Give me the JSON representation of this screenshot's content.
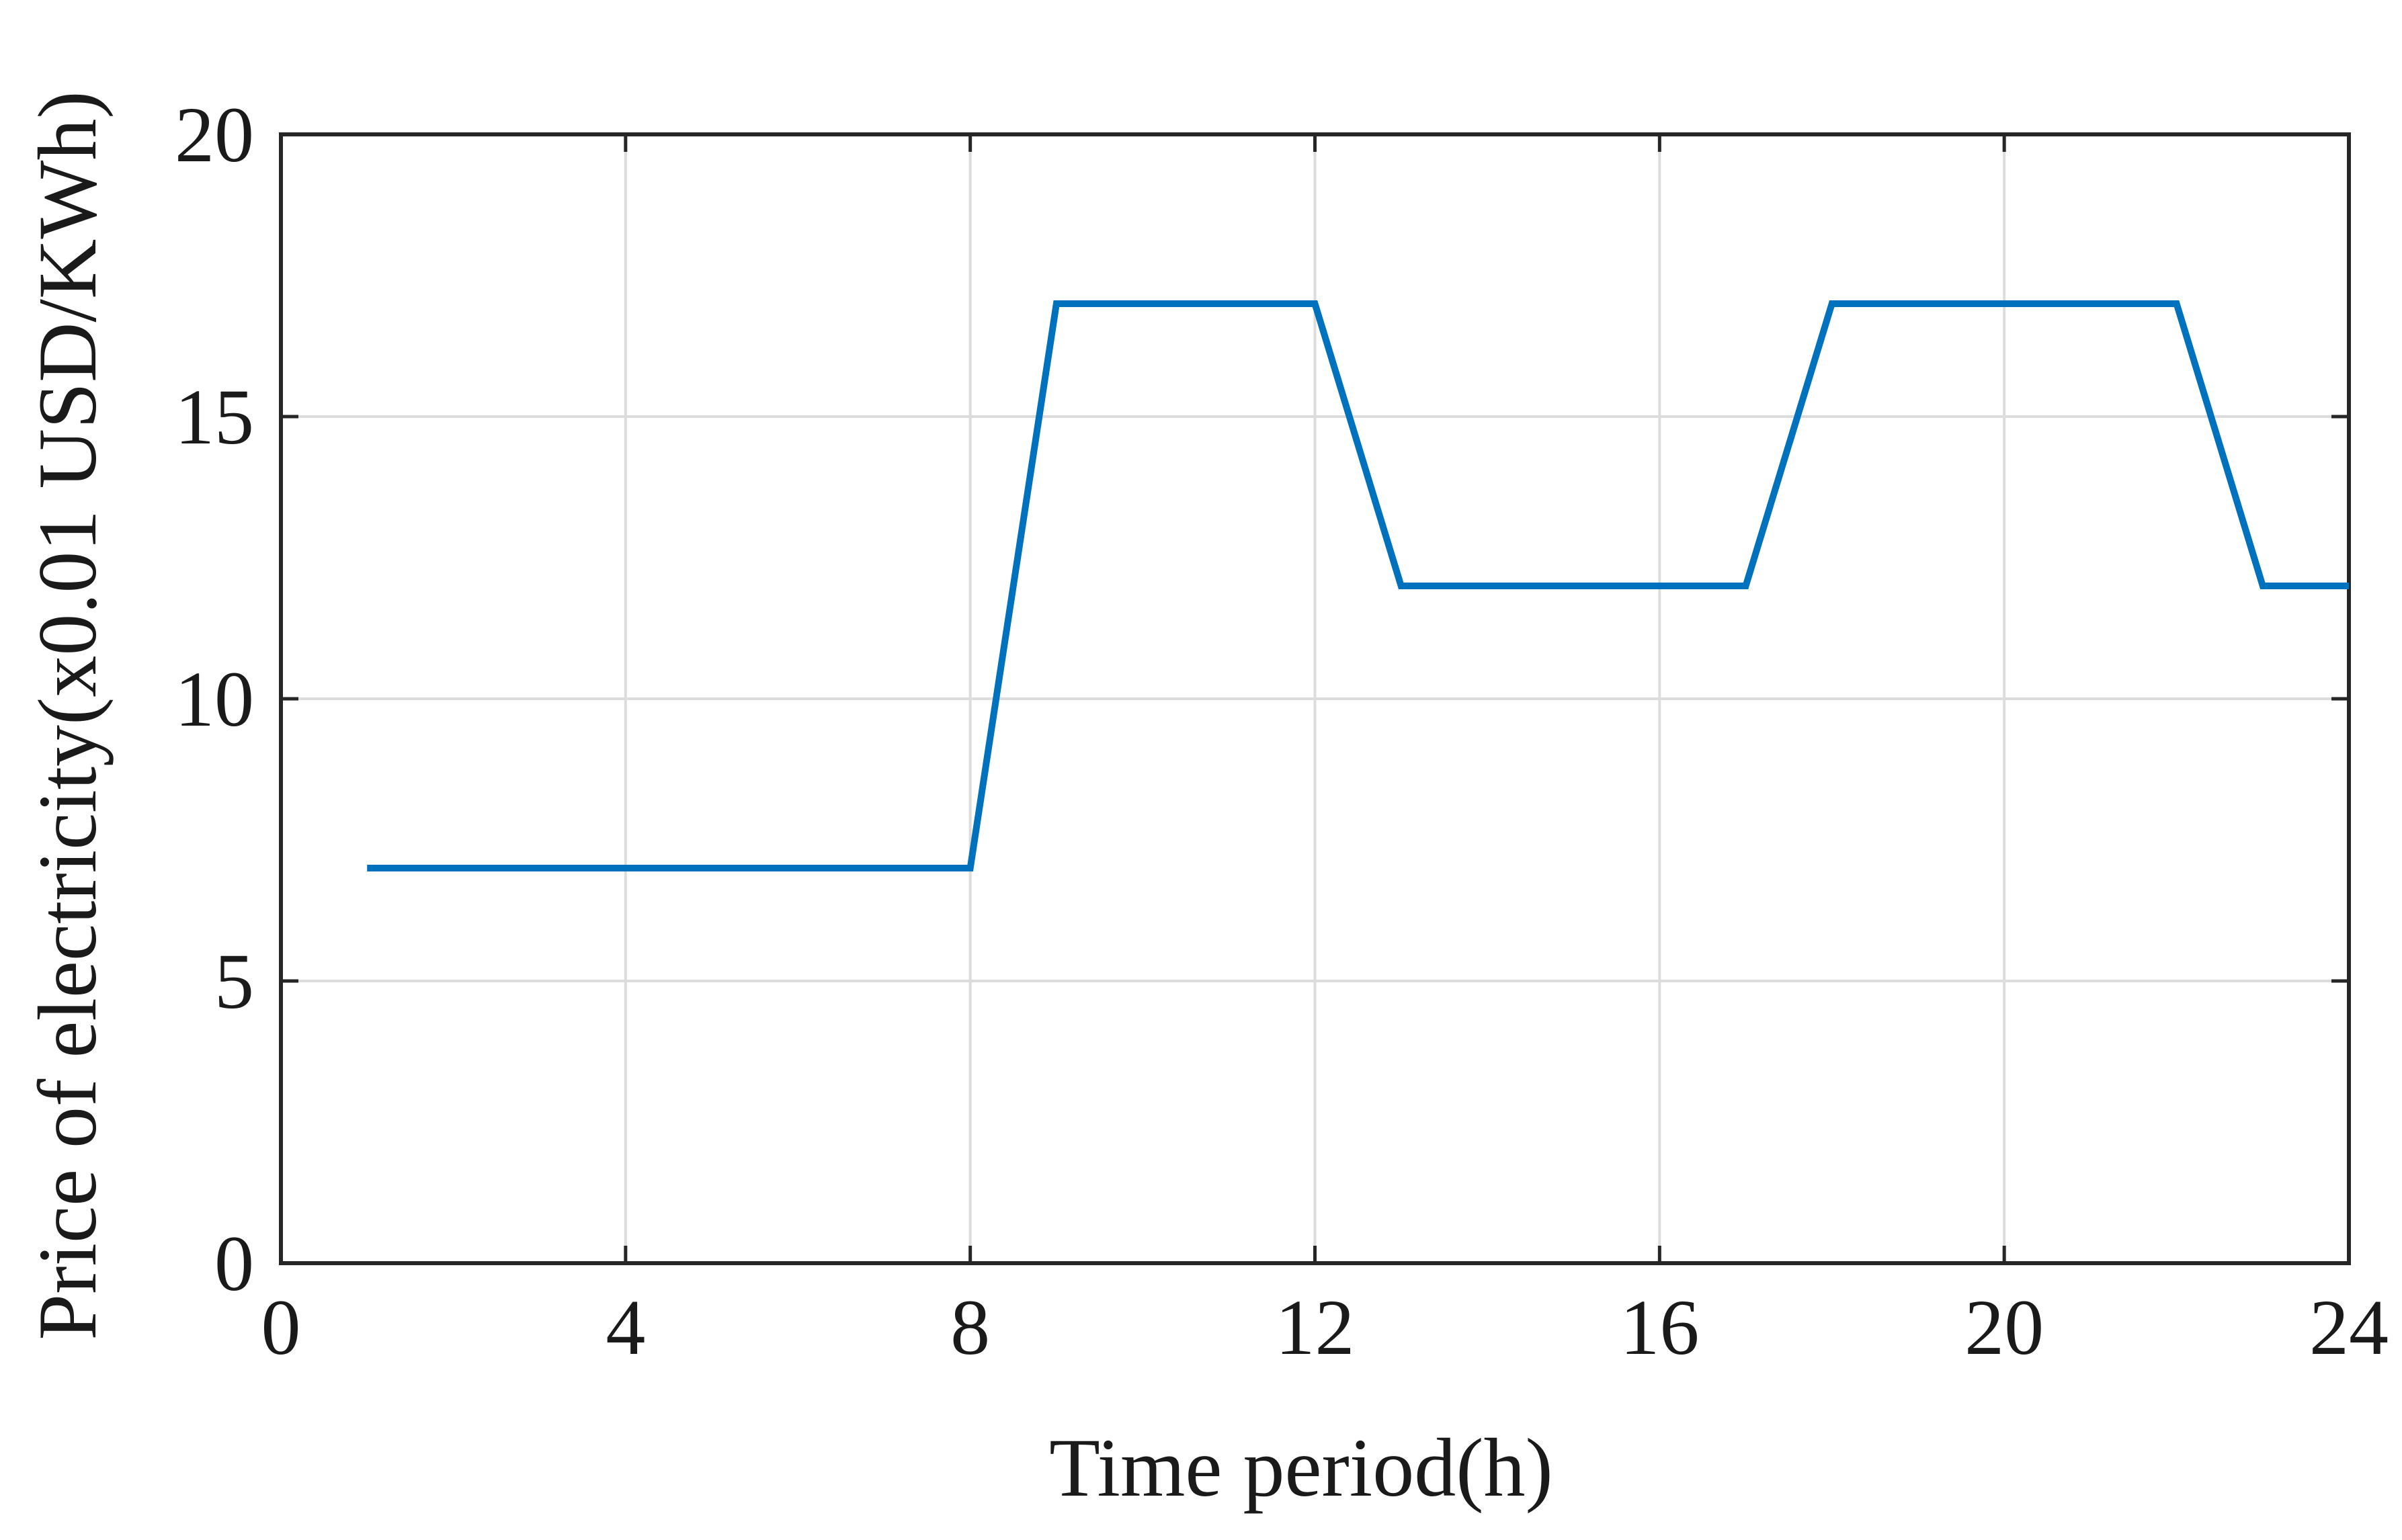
{
  "chart_data": {
    "type": "line",
    "title": "",
    "xlabel": "Time period(h)",
    "ylabel": "Price of electricity(x0.01 USD/KWh)",
    "xlim": [
      0,
      24
    ],
    "ylim": [
      0,
      20
    ],
    "xticks": [
      "0",
      "4",
      "8",
      "12",
      "16",
      "20",
      "24"
    ],
    "yticks": [
      "0",
      "5",
      "10",
      "15",
      "20"
    ],
    "grid": true,
    "legend": "none",
    "series": [
      {
        "color": "#0072BD",
        "x": [
          1,
          2,
          3,
          4,
          5,
          6,
          7,
          8,
          9,
          10,
          11,
          12,
          13,
          14,
          15,
          16,
          17,
          18,
          19,
          20,
          21,
          22,
          23,
          24
        ],
        "y": [
          7,
          7,
          7,
          7,
          7,
          7,
          7,
          7,
          17,
          17,
          17,
          17,
          12,
          12,
          12,
          12,
          12,
          17,
          17,
          17,
          17,
          17,
          12,
          12
        ]
      }
    ]
  }
}
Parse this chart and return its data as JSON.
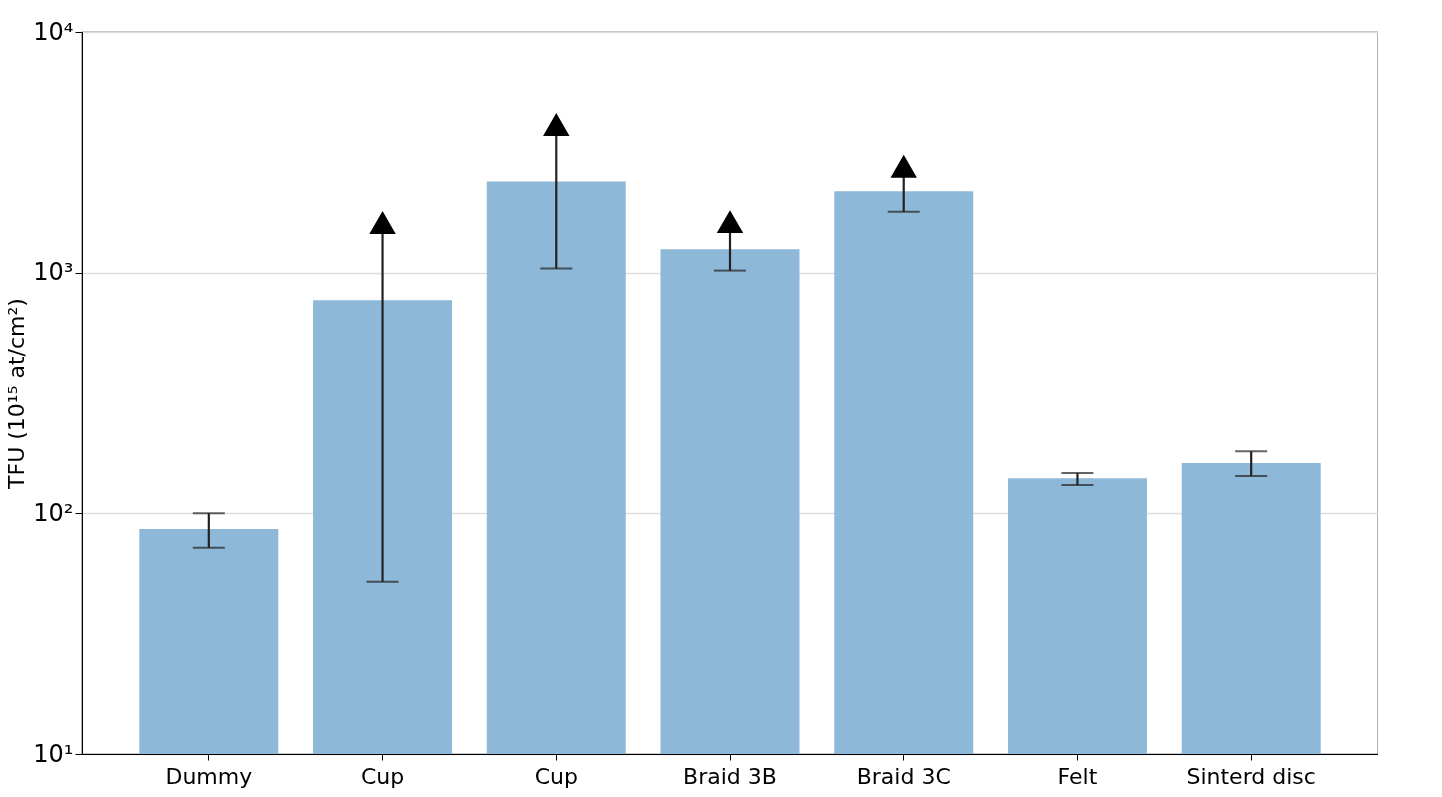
{
  "chart_data": {
    "type": "bar",
    "ylabel": "TFU (10¹⁵ at/cm²)",
    "categories": [
      "Dummy",
      "Cup",
      "Cup",
      "Braid 3B",
      "Braid 3C",
      "Felt",
      "Sinterd disc"
    ],
    "series": [
      {
        "color": "#8db8d8",
        "values": [
          86,
          768,
          2390,
          1250,
          2180,
          140,
          162
        ],
        "errors": [
          [
            72,
            100
          ],
          [
            52,
            1475
          ],
          [
            1040,
            3720
          ],
          [
            1020,
            1470
          ],
          [
            1790,
            2500
          ],
          [
            131,
            147
          ],
          [
            143,
            181
          ]
        ]
      },
      {
        "type": "scatter",
        "color": "#000000",
        "marker": "triangle",
        "values": [
          null,
          1615,
          4130,
          1630,
          2770,
          null,
          null
        ]
      }
    ],
    "log": true,
    "ylim": [
      10,
      10000
    ],
    "yticks": [
      {
        "value": 10,
        "label": "10¹"
      },
      {
        "value": 100,
        "label": "10²"
      },
      {
        "value": 1000,
        "label": "10³"
      },
      {
        "value": 10000,
        "label": "10⁴"
      }
    ],
    "grid": "y"
  }
}
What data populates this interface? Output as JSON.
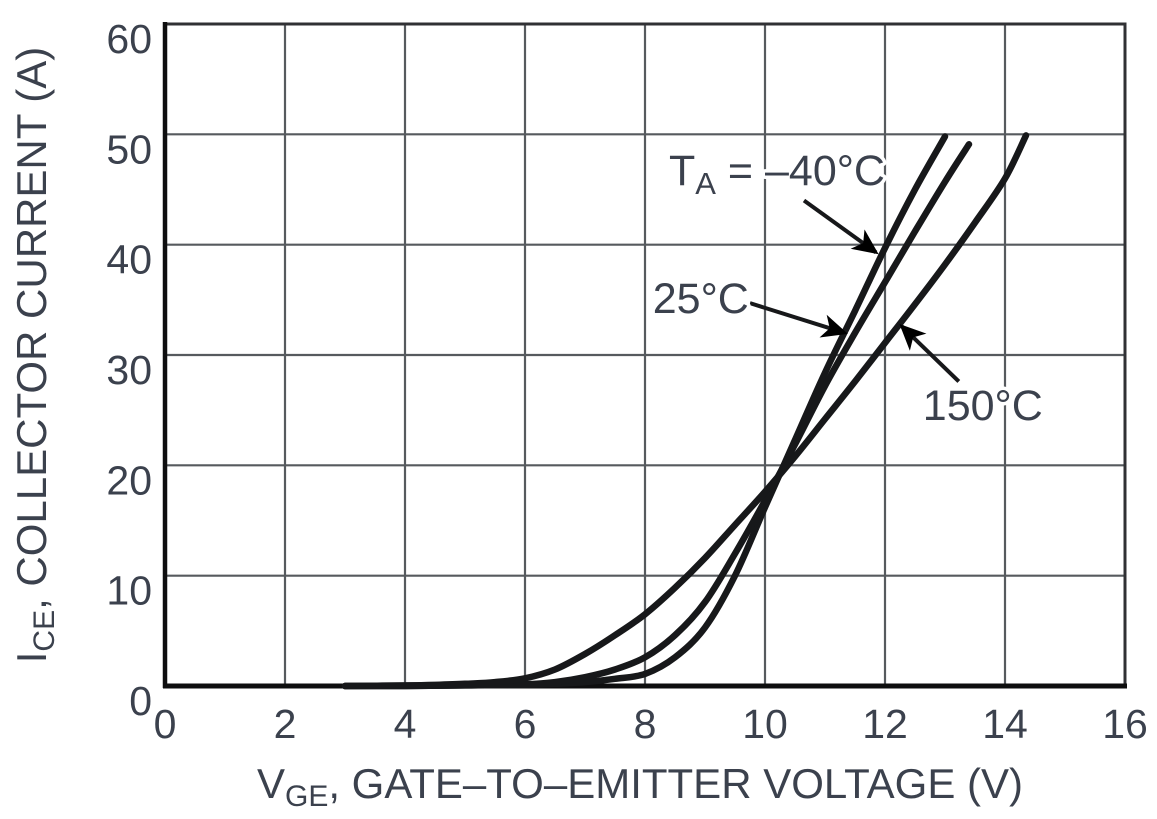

# Problem to work on
Without the pictures, transcribe the listing above exactly.

# Response for this exercise
Give me the JSON representation of this screenshot's content.
{
  "chart_data": {
    "type": "line",
    "title": "",
    "xlabel": "Time period(h)",
    "ylabel": "Price of electricity(x0.01 USD/KWh)",
    "xlim": [
      0,
      24
    ],
    "ylim": [
      0,
      20
    ],
    "xticks": [
      "0",
      "4",
      "8",
      "12",
      "16",
      "20",
      "24"
    ],
    "yticks": [
      "0",
      "5",
      "10",
      "15",
      "20"
    ],
    "grid": true,
    "legend": "none",
    "series": [
      {
        "color": "#0072BD",
        "x": [
          1,
          2,
          3,
          4,
          5,
          6,
          7,
          8,
          9,
          10,
          11,
          12,
          13,
          14,
          15,
          16,
          17,
          18,
          19,
          20,
          21,
          22,
          23,
          24
        ],
        "y": [
          7,
          7,
          7,
          7,
          7,
          7,
          7,
          7,
          17,
          17,
          17,
          17,
          12,
          12,
          12,
          12,
          12,
          17,
          17,
          17,
          17,
          17,
          12,
          12
        ]
      }
    ]
  }
}
Parse this chart and return its data as JSON.
{
  "chart_data": {
    "type": "bar",
    "ylabel": "TFU (10¹⁵ at/cm²)",
    "categories": [
      "Dummy",
      "Cup",
      "Cup",
      "Braid 3B",
      "Braid 3C",
      "Felt",
      "Sinterd disc"
    ],
    "series": [
      {
        "color": "#8db8d8",
        "values": [
          86,
          768,
          2390,
          1250,
          2180,
          140,
          162
        ],
        "errors": [
          [
            72,
            100
          ],
          [
            52,
            1475
          ],
          [
            1040,
            3720
          ],
          [
            1020,
            1470
          ],
          [
            1790,
            2500
          ],
          [
            131,
            147
          ],
          [
            143,
            181
          ]
        ]
      },
      {
        "type": "scatter",
        "color": "#000000",
        "marker": "triangle",
        "values": [
          null,
          1615,
          4130,
          1630,
          2770,
          null,
          null
        ]
      }
    ],
    "log": true,
    "ylim": [
      10,
      10000
    ],
    "yticks": [
      {
        "value": 10,
        "label": "10¹"
      },
      {
        "value": 100,
        "label": "10²"
      },
      {
        "value": 1000,
        "label": "10³"
      },
      {
        "value": 10000,
        "label": "10⁴"
      }
    ],
    "grid": "y"
  }
}
What data populates this interface? Output as JSON.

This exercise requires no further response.